■ TASK STATEMENT
Check each line of the records below for the word "Сэкономили" and copy those where it appears.

[Entries with figure data]
════════════════

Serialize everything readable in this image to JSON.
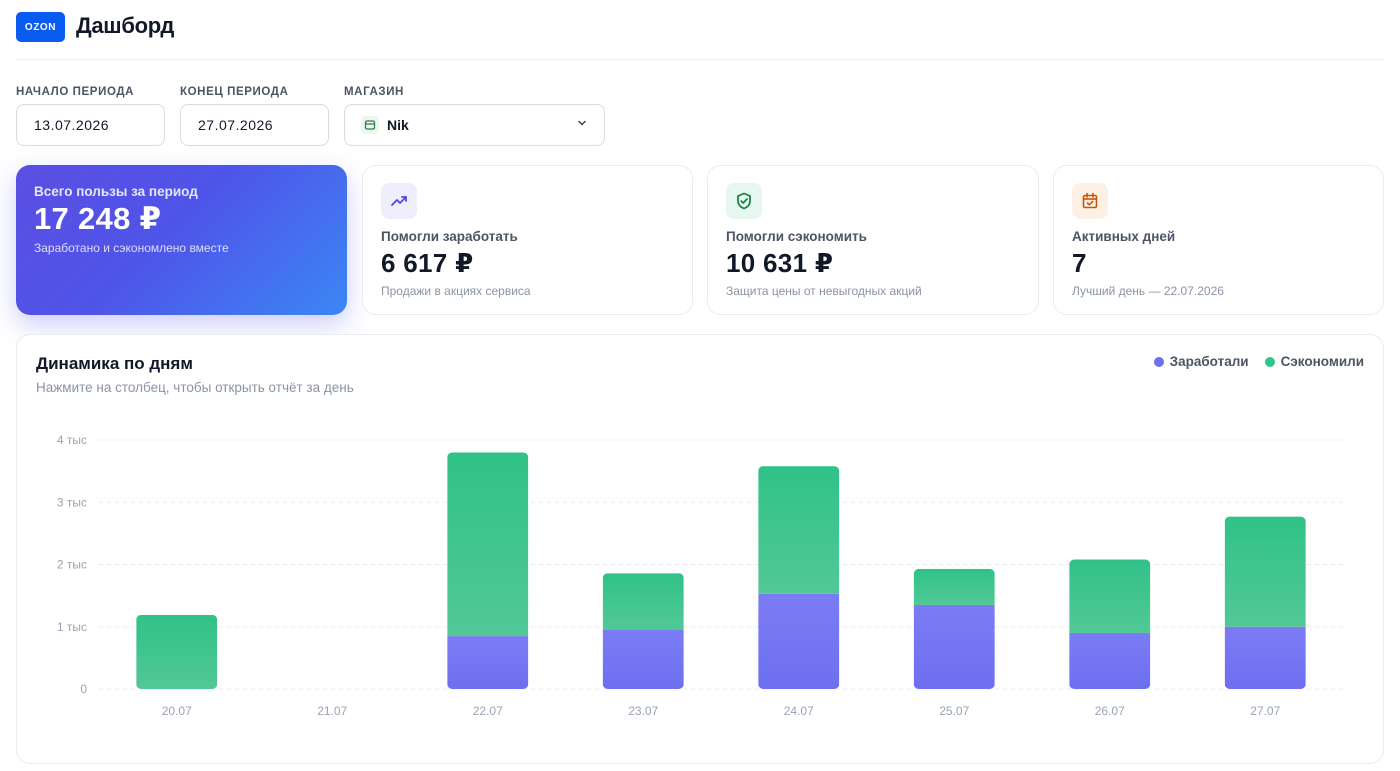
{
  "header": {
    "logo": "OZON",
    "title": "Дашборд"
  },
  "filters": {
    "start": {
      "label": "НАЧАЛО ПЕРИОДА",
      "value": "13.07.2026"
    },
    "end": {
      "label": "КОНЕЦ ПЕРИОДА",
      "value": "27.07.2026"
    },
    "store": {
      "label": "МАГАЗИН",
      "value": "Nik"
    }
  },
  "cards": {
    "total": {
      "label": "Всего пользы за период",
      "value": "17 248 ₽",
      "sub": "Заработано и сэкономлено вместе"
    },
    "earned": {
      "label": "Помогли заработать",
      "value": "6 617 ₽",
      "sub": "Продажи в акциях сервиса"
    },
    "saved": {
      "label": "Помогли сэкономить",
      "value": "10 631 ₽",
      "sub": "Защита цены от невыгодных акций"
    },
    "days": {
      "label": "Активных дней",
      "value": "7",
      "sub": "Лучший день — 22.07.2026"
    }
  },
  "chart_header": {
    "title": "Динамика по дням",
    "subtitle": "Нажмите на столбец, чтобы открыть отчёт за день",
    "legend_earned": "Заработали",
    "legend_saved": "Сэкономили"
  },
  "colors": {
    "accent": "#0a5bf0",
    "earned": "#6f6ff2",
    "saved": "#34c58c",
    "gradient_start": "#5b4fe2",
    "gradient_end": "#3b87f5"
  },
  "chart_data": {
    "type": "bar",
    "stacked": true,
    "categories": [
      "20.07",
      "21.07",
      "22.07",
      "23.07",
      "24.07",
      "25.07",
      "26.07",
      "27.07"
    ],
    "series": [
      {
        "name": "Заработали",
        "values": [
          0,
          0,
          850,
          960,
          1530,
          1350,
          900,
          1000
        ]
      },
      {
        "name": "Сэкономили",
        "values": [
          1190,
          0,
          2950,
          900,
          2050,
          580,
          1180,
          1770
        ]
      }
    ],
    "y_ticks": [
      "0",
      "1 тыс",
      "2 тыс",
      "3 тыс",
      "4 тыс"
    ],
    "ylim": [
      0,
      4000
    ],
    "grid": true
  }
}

════════════════

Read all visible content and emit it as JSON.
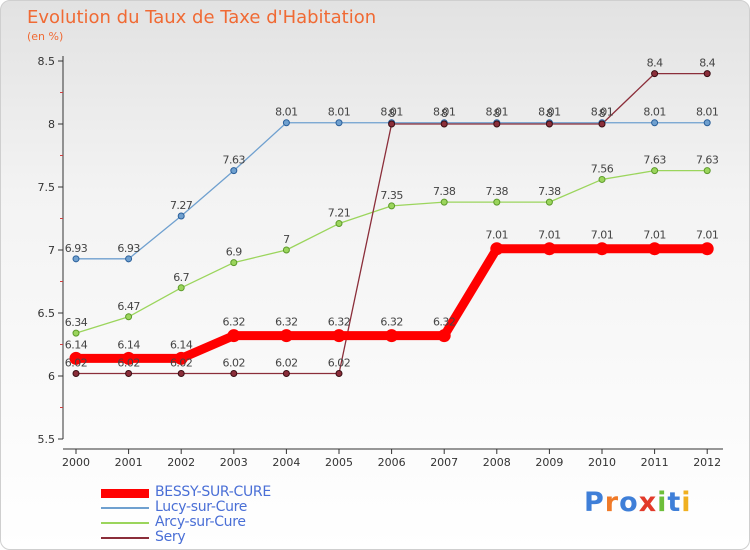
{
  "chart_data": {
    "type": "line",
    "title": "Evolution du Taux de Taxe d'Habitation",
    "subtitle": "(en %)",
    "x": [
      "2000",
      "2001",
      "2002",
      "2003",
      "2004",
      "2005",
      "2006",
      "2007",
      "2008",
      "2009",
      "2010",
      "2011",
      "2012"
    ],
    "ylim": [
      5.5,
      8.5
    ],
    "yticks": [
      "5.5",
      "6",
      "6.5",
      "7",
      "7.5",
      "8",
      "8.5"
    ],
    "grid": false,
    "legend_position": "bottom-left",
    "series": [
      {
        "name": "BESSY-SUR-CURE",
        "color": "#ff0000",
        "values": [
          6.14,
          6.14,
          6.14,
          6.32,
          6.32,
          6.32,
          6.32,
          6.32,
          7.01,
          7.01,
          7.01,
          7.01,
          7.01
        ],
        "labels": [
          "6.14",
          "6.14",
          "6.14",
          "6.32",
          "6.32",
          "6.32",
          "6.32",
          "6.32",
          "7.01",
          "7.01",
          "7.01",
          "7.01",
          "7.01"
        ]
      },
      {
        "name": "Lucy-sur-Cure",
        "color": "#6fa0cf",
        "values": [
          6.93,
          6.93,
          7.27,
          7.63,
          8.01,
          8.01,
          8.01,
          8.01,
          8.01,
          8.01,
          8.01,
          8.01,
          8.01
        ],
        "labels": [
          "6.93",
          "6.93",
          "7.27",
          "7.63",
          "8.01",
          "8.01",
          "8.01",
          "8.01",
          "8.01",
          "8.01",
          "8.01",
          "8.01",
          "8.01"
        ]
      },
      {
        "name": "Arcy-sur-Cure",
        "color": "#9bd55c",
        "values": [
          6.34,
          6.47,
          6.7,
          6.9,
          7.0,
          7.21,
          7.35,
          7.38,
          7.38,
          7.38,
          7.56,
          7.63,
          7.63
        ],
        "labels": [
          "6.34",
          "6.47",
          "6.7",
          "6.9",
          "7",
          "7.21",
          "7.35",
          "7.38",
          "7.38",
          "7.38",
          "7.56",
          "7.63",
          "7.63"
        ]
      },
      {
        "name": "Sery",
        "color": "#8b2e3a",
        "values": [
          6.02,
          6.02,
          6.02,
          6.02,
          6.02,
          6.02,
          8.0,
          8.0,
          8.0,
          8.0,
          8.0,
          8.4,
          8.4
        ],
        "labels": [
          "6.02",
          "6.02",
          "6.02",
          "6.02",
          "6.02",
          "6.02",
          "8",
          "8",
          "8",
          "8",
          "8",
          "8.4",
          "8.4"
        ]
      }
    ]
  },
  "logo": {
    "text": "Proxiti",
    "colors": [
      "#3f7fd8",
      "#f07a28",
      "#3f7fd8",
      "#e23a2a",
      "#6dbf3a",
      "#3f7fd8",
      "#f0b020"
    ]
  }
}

════════════════

■ ANSWER TO THIS TASK
    "legend_saved": "Сэкономили"
        "name": "Сэкономили",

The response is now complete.